▸ **STUDY TEXT**:
Is Julia Ready for Statisticians?

Salvador Balkus

Who Am I?

3rd year PhD in Biostatistics
Advised by Nima Hejazi, affiliated with NSAPH (Dominici lab)
Background in computer/data science

Experience in…
- R
- Python
- Java
- MATLAB
- C
- Mathematica

What is Julia?

“We want a language that’s open source, with a liberal license. We want the speed of C with the dynamism of Ruby. We want a language that’s homoiconic, with true macros like Lisp, but with obvious, familiar mathematical notation like Matlab. We want something as usable for general programming as Python, as easy for statistics as R, as natural for string processing as Perl, as powerful for linear algebra as Matlab, as good at gluing programs together as the shell. Something that is dirt simple to learn, yet keeps the most serious hackers happy. We want it interactive and we want it compiled.”

▸ **REQUIRED ACTIONS**:
A – In the Julia talk, who advises Salvador Balkus?
B – Which programming languages does the Julia talk list under "Experience in…"?
C – Carry the Julia talk forward from the end of the quotation under "What is Julia?"

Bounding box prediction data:
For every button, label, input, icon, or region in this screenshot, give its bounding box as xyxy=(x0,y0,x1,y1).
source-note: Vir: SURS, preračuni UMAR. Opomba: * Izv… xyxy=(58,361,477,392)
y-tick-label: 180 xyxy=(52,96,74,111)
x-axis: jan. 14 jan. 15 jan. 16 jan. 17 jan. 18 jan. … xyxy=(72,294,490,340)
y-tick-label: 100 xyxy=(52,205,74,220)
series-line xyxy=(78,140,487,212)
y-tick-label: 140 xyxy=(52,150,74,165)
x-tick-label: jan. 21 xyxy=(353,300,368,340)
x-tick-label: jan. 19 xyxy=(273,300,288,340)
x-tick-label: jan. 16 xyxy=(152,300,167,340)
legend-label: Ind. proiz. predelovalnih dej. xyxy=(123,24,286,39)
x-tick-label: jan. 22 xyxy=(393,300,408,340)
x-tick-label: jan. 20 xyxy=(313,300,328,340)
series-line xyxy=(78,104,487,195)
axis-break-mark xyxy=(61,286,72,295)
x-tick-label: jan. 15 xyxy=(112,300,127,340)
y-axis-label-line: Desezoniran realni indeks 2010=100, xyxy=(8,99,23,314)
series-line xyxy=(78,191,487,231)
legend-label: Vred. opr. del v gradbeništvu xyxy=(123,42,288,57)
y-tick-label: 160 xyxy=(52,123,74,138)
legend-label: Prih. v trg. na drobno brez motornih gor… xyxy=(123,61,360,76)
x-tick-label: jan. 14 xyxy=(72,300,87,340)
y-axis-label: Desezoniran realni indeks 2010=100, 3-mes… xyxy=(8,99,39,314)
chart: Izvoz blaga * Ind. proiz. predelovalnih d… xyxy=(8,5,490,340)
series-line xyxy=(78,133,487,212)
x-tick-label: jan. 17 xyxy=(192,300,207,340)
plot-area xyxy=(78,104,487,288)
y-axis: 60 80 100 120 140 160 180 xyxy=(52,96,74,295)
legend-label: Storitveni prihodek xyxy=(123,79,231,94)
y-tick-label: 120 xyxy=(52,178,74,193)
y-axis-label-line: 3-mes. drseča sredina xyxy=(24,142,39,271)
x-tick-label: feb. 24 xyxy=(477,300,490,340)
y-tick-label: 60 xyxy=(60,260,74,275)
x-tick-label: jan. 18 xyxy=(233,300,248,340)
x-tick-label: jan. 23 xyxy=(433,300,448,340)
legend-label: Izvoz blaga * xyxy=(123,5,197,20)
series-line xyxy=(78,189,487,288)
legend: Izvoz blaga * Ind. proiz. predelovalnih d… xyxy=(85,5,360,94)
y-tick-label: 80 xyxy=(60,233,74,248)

▸ **REPLIES**:
A – Nima Hejazi

B – R, Python, Java, MATLAB, C, Mathematica

C –
– Bezanson et al. (2012)

What is Julia?

Julia: “runs like C but reads like Python” (Perkel 2019)

The Experiment

Two years ago (Fall 2022) I switched to using Julia for almost all statistical tasks.

Classes

BST 232: Algorithms
BST 245: Multivariate and Longitudinal
BST 249: Bayesian

Research

Observational Causal Inference on Networks
Debiased Machine Learning
CausalTables.jl

What, exactly, is different about Julia?

What I Won’t Be Covering

Speed (it’s fast)
Unicode support

β₀ = 2.5
β₁ = 0.2
x² = 9

ŷ = β₀ + β₁ * x²

My Scoring System: Julia vs R

On each slide, I will score Julia on its ease of use in various domains compared to R.

JScore values:

4: Highly recommend Julia over all other languages
3: Julia is much better for some use cases
2: Fine, but not a reason to choose Julia over others
1: Avoid using in Julia unless necessary for other tasks

Round 1: Scientific Practice

IDE — `JScore: 2`

Literate Programming — `JScore: 2`

Literate.jl

Don’t forget engine: julia !

Reproducibility — `JScore: 4`

Dependency Management

Automatically tracks dependencies in Project.toml

Reproducibility — `JScore: 4`

Julia supports test- and doc-specific dependencies

Reproducibility — `JScore: 4`

Documentation

An example of mine in Julia

Someone else’s in R

Reproducibility — `JScore: 4`

Running Experiments

using DrWatson
initialize_project("Example")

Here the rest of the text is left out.